DIRECTIONS FOR THIS TASK —
Output every entry exactly as written.

====== PROVIDED INFORMATION ======

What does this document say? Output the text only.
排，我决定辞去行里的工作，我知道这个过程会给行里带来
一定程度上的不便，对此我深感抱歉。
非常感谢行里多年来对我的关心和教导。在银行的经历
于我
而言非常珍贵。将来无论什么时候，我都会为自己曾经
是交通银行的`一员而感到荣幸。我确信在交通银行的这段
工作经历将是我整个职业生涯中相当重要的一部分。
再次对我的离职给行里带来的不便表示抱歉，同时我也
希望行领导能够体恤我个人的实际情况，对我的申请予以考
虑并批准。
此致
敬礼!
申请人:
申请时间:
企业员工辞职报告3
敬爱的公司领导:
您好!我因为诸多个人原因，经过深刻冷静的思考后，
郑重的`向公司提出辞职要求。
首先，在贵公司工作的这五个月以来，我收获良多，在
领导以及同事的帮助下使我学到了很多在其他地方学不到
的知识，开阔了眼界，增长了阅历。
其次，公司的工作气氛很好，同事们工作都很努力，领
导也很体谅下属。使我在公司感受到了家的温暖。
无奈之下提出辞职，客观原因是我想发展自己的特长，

======

RESPONSE TO THIS TASK —
What does this document say? Output the text only.
排，我决定辞去行里的工作，我知道这个过程会给行里带来
一定程度上的不便，对此我深感抱歉。
非常感谢行里多年来对我的关心和教导。在银行的经历
于我
而言非常珍贵。将来无论什么时候，我都会为自己曾经
是交通银行的`一员而感到荣幸。我确信在交通银行的这段
工作经历将是我整个职业生涯中相当重要的一部分。
再次对我的离职给行里带来的不便表示抱歉，同时我也
希望行领导能够体恤我个人的实际情况，对我的申请予以考
虑并批准。
此致
敬礼!
申请人:
申请时间:
企业员工辞职报告3
敬爱的公司领导:
您好!我因为诸多个人原因，经过深刻冷静的思考后，
郑重的`向公司提出辞职要求。
首先，在贵公司工作的这五个月以来，我收获良多，在
领导以及同事的帮助下使我学到了很多在其他地方学不到
的知识，开阔了眼界，增长了阅历。
其次，公司的工作气氛很好，同事们工作都很努力，领
导也很体谅下属。使我在公司感受到了家的温暖。
无奈之下提出辞职，客观原因是我想发展自己的特长，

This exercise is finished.